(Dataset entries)
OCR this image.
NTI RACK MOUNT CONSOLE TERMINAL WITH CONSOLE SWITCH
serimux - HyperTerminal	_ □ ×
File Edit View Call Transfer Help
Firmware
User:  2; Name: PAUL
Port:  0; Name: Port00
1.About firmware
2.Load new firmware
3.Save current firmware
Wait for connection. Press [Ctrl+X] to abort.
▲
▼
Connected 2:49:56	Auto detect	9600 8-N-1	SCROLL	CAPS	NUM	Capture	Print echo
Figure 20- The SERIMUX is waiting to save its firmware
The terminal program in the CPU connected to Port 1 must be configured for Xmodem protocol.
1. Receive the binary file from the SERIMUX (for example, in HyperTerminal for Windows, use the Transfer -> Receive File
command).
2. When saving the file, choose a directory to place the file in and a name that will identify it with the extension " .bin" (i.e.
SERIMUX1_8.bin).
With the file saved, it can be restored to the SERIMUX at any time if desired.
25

**DIRECTIVE:**
Extract each line from the listing above, please, and repeat it exactly.

**TASK RESPONSE:**
OCR this image.
NTI RACK MOUNT CONSOLE TERMINAL WITH CONSOLE SWITCH
serimux - HyperTerminal	_ □ ×
File Edit View Call Transfer Help
Firmware
User:  2; Name: PAUL
Port:  0; Name: Port00
1.About firmware
2.Load new firmware
3.Save current firmware
Wait for connection. Press [Ctrl+X] to abort.
▲
▼
Connected 2:49:56	Auto detect	9600 8-N-1	SCROLL	CAPS	NUM	Capture	Print echo
Figure 20- The SERIMUX is waiting to save its firmware
The terminal program in the CPU connected to Port 1 must be configured for Xmodem protocol.
1. Receive the binary file from the SERIMUX (for example, in HyperTerminal for Windows, use the Transfer -> Receive File
command).
2. When saving the file, choose a directory to place the file in and a name that will identify it with the extension " .bin" (i.e.
SERIMUX1_8.bin).
With the file saved, it can be restored to the SERIMUX at any time if desired.
25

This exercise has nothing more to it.